YOUR ASSIGNMENT:
Once the pictures are set aside, transcribe each line of the data exactly.

Items from a document page collection:
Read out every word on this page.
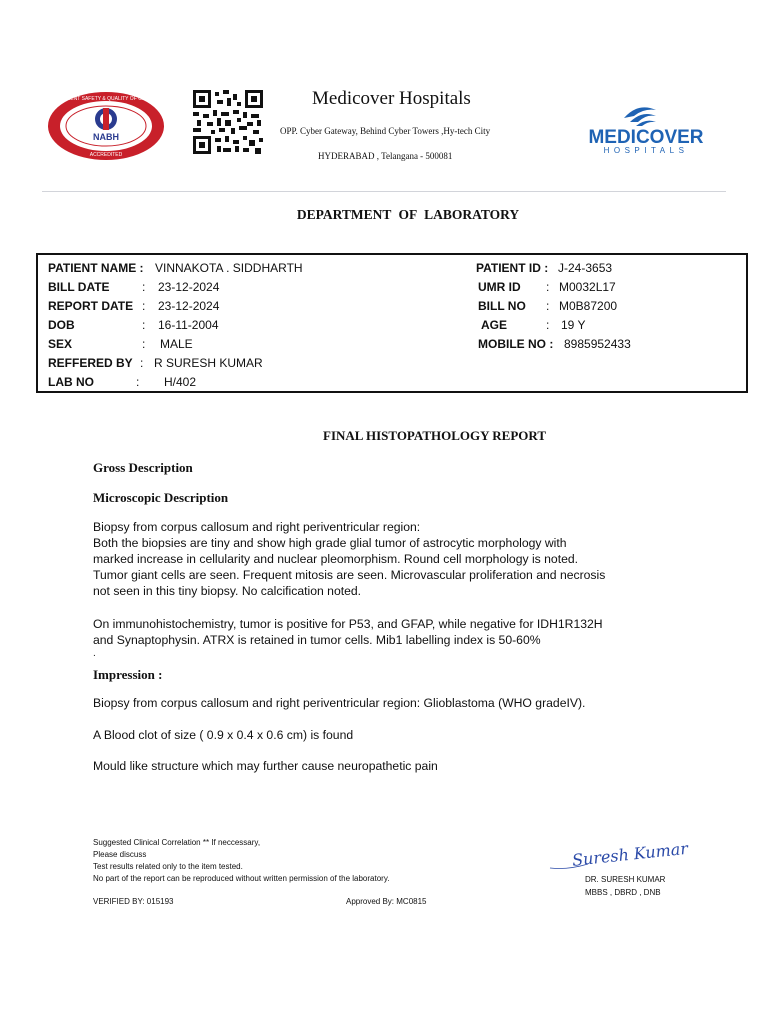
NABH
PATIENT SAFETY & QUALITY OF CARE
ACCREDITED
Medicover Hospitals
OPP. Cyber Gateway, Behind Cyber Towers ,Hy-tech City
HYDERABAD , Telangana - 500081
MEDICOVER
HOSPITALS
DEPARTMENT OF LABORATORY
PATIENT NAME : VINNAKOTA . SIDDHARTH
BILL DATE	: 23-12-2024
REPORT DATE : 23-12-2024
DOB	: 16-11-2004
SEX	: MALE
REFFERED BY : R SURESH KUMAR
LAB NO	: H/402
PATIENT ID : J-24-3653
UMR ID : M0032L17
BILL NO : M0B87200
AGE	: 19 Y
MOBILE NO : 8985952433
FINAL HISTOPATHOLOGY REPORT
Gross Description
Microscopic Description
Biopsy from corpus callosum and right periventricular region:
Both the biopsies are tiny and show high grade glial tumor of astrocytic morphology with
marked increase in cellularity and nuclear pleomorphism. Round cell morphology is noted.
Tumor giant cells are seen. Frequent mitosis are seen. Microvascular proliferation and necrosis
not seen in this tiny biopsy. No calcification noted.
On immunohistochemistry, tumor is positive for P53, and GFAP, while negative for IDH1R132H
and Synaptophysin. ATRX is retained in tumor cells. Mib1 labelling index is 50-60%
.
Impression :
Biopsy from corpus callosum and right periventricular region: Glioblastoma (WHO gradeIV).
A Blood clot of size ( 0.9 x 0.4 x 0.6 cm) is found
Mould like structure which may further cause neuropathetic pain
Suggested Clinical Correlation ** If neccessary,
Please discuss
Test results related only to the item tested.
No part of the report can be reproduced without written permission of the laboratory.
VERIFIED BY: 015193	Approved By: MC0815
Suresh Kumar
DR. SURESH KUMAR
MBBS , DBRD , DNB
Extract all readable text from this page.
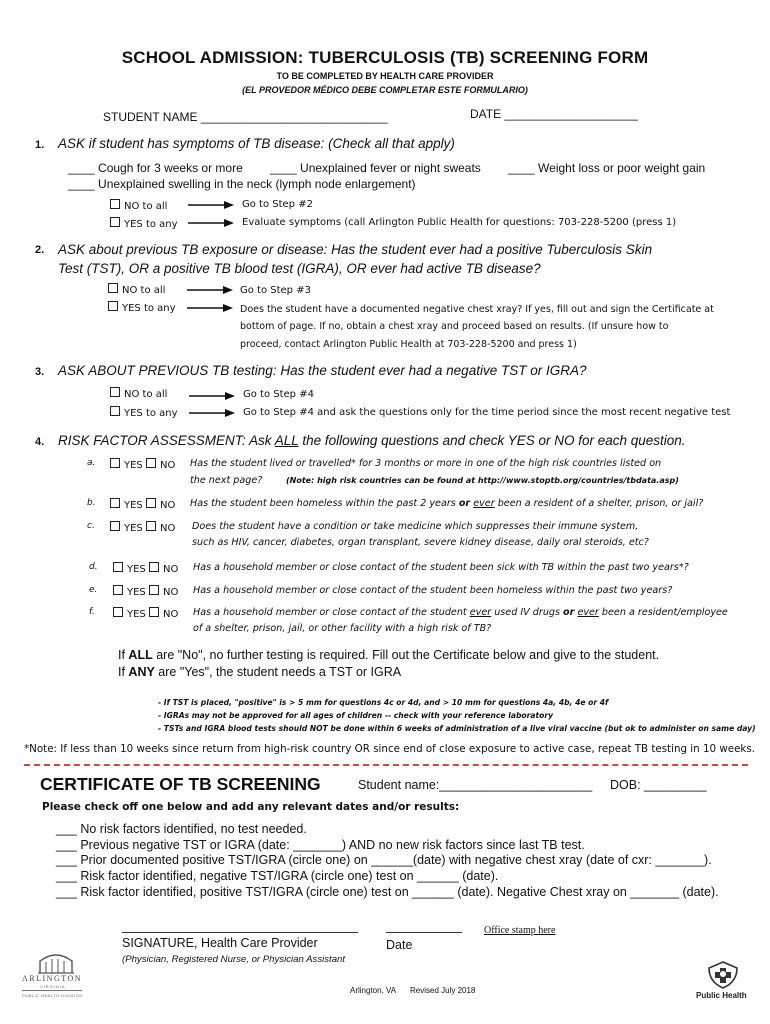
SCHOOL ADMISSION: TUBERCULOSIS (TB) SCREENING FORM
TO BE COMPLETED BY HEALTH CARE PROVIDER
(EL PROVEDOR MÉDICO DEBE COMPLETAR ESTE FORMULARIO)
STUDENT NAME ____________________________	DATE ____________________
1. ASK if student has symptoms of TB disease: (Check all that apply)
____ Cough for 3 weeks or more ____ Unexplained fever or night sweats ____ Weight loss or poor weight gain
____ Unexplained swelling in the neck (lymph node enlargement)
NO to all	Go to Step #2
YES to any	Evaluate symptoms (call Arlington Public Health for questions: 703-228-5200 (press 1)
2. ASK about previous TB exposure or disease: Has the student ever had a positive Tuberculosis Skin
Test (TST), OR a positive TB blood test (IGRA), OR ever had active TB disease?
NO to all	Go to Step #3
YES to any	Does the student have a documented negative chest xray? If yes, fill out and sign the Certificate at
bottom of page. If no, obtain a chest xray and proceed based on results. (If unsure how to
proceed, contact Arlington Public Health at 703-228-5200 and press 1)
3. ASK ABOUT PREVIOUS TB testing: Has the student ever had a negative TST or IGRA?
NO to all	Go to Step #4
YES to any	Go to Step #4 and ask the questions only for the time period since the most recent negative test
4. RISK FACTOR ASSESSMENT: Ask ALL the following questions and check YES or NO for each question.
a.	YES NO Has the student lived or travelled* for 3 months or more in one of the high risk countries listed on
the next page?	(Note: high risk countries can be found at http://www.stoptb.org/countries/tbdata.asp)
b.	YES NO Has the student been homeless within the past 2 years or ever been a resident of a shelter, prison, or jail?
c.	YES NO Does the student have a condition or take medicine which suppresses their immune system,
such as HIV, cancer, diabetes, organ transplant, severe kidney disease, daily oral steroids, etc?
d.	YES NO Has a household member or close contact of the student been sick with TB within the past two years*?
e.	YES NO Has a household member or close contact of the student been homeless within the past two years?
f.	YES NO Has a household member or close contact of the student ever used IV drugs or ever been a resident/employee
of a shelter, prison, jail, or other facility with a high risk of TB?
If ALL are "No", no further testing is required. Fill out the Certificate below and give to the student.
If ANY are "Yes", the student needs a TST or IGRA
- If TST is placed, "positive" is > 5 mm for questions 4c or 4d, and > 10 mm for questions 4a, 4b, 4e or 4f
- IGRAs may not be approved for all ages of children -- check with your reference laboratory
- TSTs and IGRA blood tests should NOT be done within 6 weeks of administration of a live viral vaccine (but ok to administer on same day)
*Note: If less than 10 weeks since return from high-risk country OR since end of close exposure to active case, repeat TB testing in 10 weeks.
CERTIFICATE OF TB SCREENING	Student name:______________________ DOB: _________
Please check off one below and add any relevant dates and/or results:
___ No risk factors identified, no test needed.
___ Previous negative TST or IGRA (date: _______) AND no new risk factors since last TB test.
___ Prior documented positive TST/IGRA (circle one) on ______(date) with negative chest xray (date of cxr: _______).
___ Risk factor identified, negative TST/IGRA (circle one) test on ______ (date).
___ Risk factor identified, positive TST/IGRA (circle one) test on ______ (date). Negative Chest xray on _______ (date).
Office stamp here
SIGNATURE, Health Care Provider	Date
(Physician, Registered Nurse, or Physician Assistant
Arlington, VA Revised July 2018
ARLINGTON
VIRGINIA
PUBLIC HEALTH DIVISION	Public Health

EXERCISE SOLUTION:
Read out every word on this page.
NABH
PATIENT SAFETY & QUALITY OF CARE
ACCREDITED
Medicover Hospitals
OPP. Cyber Gateway, Behind Cyber Towers ,Hy-tech City
HYDERABAD , Telangana - 500081
MEDICOVER
HOSPITALS
DEPARTMENT OF LABORATORY
PATIENT NAME : VINNAKOTA . SIDDHARTH
BILL DATE	: 23-12-2024
REPORT DATE : 23-12-2024
DOB	: 16-11-2004
SEX	: MALE
REFFERED BY : R SURESH KUMAR
LAB NO	: H/402
PATIENT ID : J-24-3653
UMR ID : M0032L17
BILL NO : M0B87200
AGE	: 19 Y
MOBILE NO : 8985952433
FINAL HISTOPATHOLOGY REPORT
Gross Description
Microscopic Description
Biopsy from corpus callosum and right periventricular region:
Both the biopsies are tiny and show high grade glial tumor of astrocytic morphology with
marked increase in cellularity and nuclear pleomorphism. Round cell morphology is noted.
Tumor giant cells are seen. Frequent mitosis are seen. Microvascular proliferation and necrosis
not seen in this tiny biopsy. No calcification noted.
On immunohistochemistry, tumor is positive for P53, and GFAP, while negative for IDH1R132H
and Synaptophysin. ATRX is retained in tumor cells. Mib1 labelling index is 50-60%
.
Impression :
Biopsy from corpus callosum and right periventricular region: Glioblastoma (WHO gradeIV).
A Blood clot of size ( 0.9 x 0.4 x 0.6 cm) is found
Mould like structure which may further cause neuropathetic pain
Suggested Clinical Correlation ** If neccessary,
Please discuss
Test results related only to the item tested.
No part of the report can be reproduced without written permission of the laboratory.
VERIFIED BY: 015193	Approved By: MC0815
Suresh Kumar
DR. SURESH KUMAR
MBBS , DBRD , DNB
Extract all readable text from this page.
SCHOOL ADMISSION: TUBERCULOSIS (TB) SCREENING FORM
TO BE COMPLETED BY HEALTH CARE PROVIDER
(EL PROVEDOR MÉDICO DEBE COMPLETAR ESTE FORMULARIO)
STUDENT NAME ____________________________	DATE ____________________
1. ASK if student has symptoms of TB disease: (Check all that apply)
____ Cough for 3 weeks or more ____ Unexplained fever or night sweats ____ Weight loss or poor weight gain
____ Unexplained swelling in the neck (lymph node enlargement)
NO to all	Go to Step #2
YES to any	Evaluate symptoms (call Arlington Public Health for questions: 703-228-5200 (press 1)
2. ASK about previous TB exposure or disease: Has the student ever had a positive Tuberculosis Skin
Test (TST), OR a positive TB blood test (IGRA), OR ever had active TB disease?
NO to all	Go to Step #3
YES to any	Does the student have a documented negative chest xray? If yes, fill out and sign the Certificate at
bottom of page. If no, obtain a chest xray and proceed based on results. (If unsure how to
proceed, contact Arlington Public Health at 703-228-5200 and press 1)
3. ASK ABOUT PREVIOUS TB testing: Has the student ever had a negative TST or IGRA?
NO to all	Go to Step #4
YES to any	Go to Step #4 and ask the questions only for the time period since the most recent negative test
4. RISK FACTOR ASSESSMENT: Ask ALL the following questions and check YES or NO for each question.
a.	YES NO Has the student lived or travelled* for 3 months or more in one of the high risk countries listed on
the next page?	(Note: high risk countries can be found at http://www.stoptb.org/countries/tbdata.asp)
b.	YES NO Has the student been homeless within the past 2 years or ever been a resident of a shelter, prison, or jail?
c.	YES NO Does the student have a condition or take medicine which suppresses their immune system,
such as HIV, cancer, diabetes, organ transplant, severe kidney disease, daily oral steroids, etc?
d.	YES NO Has a household member or close contact of the student been sick with TB within the past two years*?
e.	YES NO Has a household member or close contact of the student been homeless within the past two years?
f.	YES NO Has a household member or close contact of the student ever used IV drugs or ever been a resident/employee
of a shelter, prison, jail, or other facility with a high risk of TB?
If ALL are "No", no further testing is required. Fill out the Certificate below and give to the student.
If ANY are "Yes", the student needs a TST or IGRA
- If TST is placed, "positive" is > 5 mm for questions 4c or 4d, and > 10 mm for questions 4a, 4b, 4e or 4f
- IGRAs may not be approved for all ages of children -- check with your reference laboratory
- TSTs and IGRA blood tests should NOT be done within 6 weeks of administration of a live viral vaccine (but ok to administer on same day)
*Note: If less than 10 weeks since return from high-risk country OR since end of close exposure to active case, repeat TB testing in 10 weeks.
CERTIFICATE OF TB SCREENING	Student name:______________________ DOB: _________
Please check off one below and add any relevant dates and/or results:
___ No risk factors identified, no test needed.
___ Previous negative TST or IGRA (date: _______) AND no new risk factors since last TB test.
___ Prior documented positive TST/IGRA (circle one) on ______(date) with negative chest xray (date of cxr: _______).
___ Risk factor identified, negative TST/IGRA (circle one) test on ______ (date).
___ Risk factor identified, positive TST/IGRA (circle one) test on ______ (date). Negative Chest xray on _______ (date).
Office stamp here
SIGNATURE, Health Care Provider	Date
(Physician, Registered Nurse, or Physician Assistant
Arlington, VA Revised July 2018
ARLINGTON
VIRGINIA
PUBLIC HEALTH DIVISION	Public Health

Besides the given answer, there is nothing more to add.